**Written request:** Looking at the listing, state how many of its lines contain the string "والإشارة". Write only the number.
[Available records start]
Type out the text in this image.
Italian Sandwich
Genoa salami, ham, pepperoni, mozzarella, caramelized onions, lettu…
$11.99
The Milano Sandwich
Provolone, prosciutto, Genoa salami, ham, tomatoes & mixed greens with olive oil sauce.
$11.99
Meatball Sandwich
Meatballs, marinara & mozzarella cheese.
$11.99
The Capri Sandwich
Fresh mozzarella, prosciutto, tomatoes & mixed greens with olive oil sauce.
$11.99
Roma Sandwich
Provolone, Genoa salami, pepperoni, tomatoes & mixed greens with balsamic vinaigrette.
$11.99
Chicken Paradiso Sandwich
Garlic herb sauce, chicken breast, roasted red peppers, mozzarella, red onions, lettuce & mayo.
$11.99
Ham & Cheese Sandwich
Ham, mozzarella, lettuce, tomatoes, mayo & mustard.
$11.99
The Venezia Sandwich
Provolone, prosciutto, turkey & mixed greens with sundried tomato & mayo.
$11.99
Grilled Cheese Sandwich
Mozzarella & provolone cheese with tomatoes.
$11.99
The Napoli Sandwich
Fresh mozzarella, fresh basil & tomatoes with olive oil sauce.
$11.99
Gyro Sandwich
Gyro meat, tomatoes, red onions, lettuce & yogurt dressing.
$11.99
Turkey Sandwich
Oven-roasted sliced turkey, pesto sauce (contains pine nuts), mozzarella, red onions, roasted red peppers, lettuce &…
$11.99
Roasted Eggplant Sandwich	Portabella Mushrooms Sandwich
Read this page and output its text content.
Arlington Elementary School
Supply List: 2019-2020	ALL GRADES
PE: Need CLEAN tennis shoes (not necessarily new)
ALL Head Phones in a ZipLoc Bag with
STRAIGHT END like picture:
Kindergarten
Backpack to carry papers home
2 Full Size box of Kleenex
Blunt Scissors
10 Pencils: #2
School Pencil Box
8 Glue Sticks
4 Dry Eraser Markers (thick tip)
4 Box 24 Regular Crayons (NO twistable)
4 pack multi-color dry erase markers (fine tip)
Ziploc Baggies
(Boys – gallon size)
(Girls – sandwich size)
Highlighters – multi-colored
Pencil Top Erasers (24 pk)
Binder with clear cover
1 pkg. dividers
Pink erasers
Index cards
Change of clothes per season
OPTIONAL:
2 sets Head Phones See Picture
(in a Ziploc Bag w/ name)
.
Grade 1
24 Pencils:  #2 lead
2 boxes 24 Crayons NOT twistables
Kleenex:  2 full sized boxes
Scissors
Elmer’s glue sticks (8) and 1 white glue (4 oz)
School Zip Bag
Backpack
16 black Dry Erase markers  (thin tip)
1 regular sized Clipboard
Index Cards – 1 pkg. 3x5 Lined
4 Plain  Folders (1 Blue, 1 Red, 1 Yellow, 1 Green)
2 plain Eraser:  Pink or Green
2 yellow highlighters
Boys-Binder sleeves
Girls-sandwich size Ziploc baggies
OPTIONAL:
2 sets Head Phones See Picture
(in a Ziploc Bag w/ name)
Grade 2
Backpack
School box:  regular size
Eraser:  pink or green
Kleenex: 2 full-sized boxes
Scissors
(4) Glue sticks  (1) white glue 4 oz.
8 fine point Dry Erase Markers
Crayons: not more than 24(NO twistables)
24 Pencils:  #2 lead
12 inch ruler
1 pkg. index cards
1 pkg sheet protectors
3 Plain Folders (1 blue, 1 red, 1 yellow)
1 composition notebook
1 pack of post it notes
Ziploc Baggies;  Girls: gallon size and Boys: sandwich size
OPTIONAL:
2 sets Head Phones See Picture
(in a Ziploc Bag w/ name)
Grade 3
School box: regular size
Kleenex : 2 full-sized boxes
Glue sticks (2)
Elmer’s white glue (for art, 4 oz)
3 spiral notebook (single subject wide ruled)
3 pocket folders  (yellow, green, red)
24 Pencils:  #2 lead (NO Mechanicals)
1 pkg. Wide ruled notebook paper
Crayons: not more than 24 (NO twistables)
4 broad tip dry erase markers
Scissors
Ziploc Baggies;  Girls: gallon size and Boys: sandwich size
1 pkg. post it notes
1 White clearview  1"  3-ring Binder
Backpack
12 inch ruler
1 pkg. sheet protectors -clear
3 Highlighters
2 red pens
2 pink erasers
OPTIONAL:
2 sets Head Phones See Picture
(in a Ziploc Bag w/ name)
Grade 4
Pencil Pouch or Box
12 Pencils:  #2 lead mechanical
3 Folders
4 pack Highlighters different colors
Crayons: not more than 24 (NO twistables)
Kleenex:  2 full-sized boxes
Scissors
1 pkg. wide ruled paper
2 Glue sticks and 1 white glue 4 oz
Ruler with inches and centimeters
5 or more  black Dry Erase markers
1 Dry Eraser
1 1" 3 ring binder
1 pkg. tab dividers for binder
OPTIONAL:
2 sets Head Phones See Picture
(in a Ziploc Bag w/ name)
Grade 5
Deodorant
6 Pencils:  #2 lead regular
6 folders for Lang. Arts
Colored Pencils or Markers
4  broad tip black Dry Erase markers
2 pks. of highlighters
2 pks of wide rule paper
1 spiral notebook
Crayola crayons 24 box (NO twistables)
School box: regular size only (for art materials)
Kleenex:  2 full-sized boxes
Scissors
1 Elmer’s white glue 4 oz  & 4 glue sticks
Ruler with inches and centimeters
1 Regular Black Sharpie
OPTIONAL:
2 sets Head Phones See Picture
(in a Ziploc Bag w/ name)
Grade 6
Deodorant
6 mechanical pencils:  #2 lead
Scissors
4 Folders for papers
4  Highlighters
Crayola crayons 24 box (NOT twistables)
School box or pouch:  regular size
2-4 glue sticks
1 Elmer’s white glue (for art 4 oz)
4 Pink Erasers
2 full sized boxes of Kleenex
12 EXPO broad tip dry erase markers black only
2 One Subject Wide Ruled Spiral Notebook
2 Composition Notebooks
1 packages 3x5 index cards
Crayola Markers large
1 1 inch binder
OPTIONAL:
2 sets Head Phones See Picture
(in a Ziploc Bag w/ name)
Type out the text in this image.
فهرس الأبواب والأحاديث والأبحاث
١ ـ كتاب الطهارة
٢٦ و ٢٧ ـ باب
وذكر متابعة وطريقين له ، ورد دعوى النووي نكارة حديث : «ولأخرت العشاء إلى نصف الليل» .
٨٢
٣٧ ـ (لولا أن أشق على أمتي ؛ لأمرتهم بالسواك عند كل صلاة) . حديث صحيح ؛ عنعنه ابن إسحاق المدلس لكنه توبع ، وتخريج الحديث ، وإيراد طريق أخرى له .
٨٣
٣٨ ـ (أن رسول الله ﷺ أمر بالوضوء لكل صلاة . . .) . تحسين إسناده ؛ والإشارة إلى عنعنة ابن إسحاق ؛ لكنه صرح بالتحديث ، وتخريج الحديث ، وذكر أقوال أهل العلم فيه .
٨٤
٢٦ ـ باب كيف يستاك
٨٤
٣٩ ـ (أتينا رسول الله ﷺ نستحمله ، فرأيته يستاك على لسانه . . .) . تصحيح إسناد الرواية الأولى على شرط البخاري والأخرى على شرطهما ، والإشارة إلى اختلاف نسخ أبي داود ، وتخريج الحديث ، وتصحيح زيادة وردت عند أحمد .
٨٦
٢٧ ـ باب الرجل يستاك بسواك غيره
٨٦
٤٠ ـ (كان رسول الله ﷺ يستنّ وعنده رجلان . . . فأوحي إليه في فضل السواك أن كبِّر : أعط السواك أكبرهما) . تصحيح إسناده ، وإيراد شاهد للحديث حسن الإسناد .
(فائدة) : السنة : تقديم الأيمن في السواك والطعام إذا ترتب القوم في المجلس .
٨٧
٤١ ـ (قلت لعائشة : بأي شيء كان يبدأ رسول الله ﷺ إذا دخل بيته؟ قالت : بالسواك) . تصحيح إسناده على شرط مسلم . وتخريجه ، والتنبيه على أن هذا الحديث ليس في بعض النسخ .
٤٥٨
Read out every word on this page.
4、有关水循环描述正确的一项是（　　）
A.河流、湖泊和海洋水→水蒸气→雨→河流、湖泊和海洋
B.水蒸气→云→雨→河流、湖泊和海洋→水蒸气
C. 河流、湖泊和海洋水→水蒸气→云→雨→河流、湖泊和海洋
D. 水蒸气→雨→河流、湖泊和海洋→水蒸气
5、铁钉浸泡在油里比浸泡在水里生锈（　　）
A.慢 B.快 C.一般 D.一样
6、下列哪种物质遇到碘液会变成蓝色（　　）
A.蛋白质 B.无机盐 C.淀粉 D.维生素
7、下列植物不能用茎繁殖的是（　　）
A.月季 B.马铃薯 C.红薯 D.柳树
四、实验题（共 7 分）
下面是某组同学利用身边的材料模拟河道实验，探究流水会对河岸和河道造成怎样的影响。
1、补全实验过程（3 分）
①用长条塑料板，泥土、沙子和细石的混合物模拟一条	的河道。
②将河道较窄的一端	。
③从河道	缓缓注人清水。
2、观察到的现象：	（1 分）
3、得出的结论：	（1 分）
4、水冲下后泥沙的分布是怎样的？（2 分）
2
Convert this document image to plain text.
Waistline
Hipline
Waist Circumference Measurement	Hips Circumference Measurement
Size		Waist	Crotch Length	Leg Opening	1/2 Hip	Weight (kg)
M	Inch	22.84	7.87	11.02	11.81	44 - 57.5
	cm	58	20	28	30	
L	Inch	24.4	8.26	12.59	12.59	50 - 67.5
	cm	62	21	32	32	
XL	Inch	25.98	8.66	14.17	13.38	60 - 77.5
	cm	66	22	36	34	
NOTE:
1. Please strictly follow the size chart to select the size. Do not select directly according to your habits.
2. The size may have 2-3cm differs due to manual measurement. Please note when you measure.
[Available records end]
**Response to this exercise:** 2